* [Written instruction]:
Please pull out every line that includes the string "Performer".
-------- Task material --------
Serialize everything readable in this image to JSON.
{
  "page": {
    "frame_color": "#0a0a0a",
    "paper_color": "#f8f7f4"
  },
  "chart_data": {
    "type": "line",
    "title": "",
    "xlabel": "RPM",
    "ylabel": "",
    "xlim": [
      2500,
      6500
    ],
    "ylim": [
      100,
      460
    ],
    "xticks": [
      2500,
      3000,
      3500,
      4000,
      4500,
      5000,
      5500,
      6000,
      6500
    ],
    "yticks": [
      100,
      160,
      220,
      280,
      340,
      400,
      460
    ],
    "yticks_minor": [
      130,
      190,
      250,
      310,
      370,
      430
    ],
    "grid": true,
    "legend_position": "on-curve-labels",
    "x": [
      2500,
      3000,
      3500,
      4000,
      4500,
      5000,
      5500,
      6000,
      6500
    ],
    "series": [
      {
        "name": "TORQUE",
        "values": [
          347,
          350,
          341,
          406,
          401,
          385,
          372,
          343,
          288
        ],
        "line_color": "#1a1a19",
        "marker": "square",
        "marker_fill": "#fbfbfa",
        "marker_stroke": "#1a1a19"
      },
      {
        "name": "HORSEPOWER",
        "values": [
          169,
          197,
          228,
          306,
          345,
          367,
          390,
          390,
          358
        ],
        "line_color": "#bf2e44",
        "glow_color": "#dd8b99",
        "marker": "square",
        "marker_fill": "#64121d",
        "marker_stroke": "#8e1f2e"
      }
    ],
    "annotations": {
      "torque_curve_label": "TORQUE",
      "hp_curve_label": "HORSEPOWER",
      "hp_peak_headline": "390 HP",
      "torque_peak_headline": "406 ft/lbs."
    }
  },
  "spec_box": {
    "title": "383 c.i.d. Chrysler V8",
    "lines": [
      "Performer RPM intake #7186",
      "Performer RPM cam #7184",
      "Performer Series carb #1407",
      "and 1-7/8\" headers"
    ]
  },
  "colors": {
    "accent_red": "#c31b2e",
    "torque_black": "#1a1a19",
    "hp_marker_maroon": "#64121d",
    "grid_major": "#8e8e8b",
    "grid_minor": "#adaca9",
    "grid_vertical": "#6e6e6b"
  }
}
--------
* [Answer to the problem]:
      "Performer RPM intake #7186",
      "Performer RPM cam #7184",
      "Performer Series carb #1407",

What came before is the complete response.